Problem description:
All of the material below is to be repeated exactly.

Dataset extract:
####################
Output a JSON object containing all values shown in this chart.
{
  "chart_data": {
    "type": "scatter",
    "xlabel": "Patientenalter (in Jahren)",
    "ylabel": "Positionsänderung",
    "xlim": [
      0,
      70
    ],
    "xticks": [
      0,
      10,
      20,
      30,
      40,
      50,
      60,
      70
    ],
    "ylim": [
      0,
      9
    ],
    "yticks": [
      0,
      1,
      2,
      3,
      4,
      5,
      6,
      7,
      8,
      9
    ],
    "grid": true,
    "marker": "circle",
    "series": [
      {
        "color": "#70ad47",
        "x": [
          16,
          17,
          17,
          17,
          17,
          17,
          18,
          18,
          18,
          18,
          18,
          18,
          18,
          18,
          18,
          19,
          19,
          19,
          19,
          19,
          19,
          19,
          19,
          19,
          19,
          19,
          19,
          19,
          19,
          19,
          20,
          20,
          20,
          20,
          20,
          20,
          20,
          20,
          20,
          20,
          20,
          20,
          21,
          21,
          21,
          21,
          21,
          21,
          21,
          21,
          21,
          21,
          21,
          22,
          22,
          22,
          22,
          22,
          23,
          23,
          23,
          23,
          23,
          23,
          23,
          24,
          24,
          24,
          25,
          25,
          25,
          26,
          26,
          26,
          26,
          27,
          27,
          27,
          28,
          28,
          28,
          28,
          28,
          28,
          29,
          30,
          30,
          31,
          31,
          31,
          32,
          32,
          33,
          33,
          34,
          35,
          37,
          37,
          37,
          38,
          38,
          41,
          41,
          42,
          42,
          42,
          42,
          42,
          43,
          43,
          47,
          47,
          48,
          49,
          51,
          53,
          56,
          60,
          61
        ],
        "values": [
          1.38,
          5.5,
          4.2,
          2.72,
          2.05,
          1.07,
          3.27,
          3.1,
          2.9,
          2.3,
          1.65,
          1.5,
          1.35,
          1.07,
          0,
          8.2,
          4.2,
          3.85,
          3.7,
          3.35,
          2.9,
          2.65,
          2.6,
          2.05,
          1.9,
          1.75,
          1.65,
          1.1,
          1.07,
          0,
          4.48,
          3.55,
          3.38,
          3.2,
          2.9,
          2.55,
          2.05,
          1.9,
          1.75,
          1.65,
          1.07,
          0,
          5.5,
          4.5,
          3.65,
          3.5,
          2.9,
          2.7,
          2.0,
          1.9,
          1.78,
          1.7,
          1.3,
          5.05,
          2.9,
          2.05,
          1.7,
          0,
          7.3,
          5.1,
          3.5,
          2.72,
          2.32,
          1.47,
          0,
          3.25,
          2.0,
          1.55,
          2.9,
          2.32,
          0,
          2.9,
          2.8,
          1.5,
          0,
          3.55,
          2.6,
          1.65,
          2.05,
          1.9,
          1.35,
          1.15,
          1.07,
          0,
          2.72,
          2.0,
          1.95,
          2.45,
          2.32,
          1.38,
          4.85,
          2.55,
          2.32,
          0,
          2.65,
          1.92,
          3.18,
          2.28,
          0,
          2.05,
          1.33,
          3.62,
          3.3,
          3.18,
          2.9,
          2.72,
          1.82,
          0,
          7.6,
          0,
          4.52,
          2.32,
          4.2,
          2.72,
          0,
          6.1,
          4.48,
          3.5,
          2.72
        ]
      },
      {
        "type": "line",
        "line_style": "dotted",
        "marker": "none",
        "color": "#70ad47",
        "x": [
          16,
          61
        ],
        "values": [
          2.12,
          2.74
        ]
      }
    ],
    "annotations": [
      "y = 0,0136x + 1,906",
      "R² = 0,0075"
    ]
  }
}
####################
Answer to the exercise:
Output a JSON object containing all values shown in this chart.
{
  "chart_data": {
    "type": "scatter",
    "xlabel": "Patientenalter (in Jahren)",
    "ylabel": "Positionsänderung",
    "xlim": [
      0,
      70
    ],
    "xticks": [
      0,
      10,
      20,
      30,
      40,
      50,
      60,
      70
    ],
    "ylim": [
      0,
      9
    ],
    "yticks": [
      0,
      1,
      2,
      3,
      4,
      5,
      6,
      7,
      8,
      9
    ],
    "grid": true,
    "marker": "circle",
    "series": [
      {
        "color": "#70ad47",
        "x": [
          16,
          17,
          17,
          17,
          17,
          17,
          18,
          18,
          18,
          18,
          18,
          18,
          18,
          18,
          18,
          19,
          19,
          19,
          19,
          19,
          19,
          19,
          19,
          19,
          19,
          19,
          19,
          19,
          19,
          19,
          20,
          20,
          20,
          20,
          20,
          20,
          20,
          20,
          20,
          20,
          20,
          20,
          21,
          21,
          21,
          21,
          21,
          21,
          21,
          21,
          21,
          21,
          21,
          22,
          22,
          22,
          22,
          22,
          23,
          23,
          23,
          23,
          23,
          23,
          23,
          24,
          24,
          24,
          25,
          25,
          25,
          26,
          26,
          26,
          26,
          27,
          27,
          27,
          28,
          28,
          28,
          28,
          28,
          28,
          29,
          30,
          30,
          31,
          31,
          31,
          32,
          32,
          33,
          33,
          34,
          35,
          37,
          37,
          37,
          38,
          38,
          41,
          41,
          42,
          42,
          42,
          42,
          42,
          43,
          43,
          47,
          47,
          48,
          49,
          51,
          53,
          56,
          60,
          61
        ],
        "values": [
          1.38,
          5.5,
          4.2,
          2.72,
          2.05,
          1.07,
          3.27,
          3.1,
          2.9,
          2.3,
          1.65,
          1.5,
          1.35,
          1.07,
          0,
          8.2,
          4.2,
          3.85,
          3.7,
          3.35,
          2.9,
          2.65,
          2.6,
          2.05,
          1.9,
          1.75,
          1.65,
          1.1,
          1.07,
          0,
          4.48,
          3.55,
          3.38,
          3.2,
          2.9,
          2.55,
          2.05,
          1.9,
          1.75,
          1.65,
          1.07,
          0,
          5.5,
          4.5,
          3.65,
          3.5,
          2.9,
          2.7,
          2.0,
          1.9,
          1.78,
          1.7,
          1.3,
          5.05,
          2.9,
          2.05,
          1.7,
          0,
          7.3,
          5.1,
          3.5,
          2.72,
          2.32,
          1.47,
          0,
          3.25,
          2.0,
          1.55,
          2.9,
          2.32,
          0,
          2.9,
          2.8,
          1.5,
          0,
          3.55,
          2.6,
          1.65,
          2.05,
          1.9,
          1.35,
          1.15,
          1.07,
          0,
          2.72,
          2.0,
          1.95,
          2.45,
          2.32,
          1.38,
          4.85,
          2.55,
          2.32,
          0,
          2.65,
          1.92,
          3.18,
          2.28,
          0,
          2.05,
          1.33,
          3.62,
          3.3,
          3.18,
          2.9,
          2.72,
          1.82,
          0,
          7.6,
          0,
          4.52,
          2.32,
          4.2,
          2.72,
          0,
          6.1,
          4.48,
          3.5,
          2.72
        ]
      },
      {
        "type": "line",
        "line_style": "dotted",
        "marker": "none",
        "color": "#70ad47",
        "x": [
          16,
          61
        ],
        "values": [
          2.12,
          2.74
        ]
      }
    ],
    "annotations": [
      "y = 0,0136x + 1,906",
      "R² = 0,0075"
    ]
  }
}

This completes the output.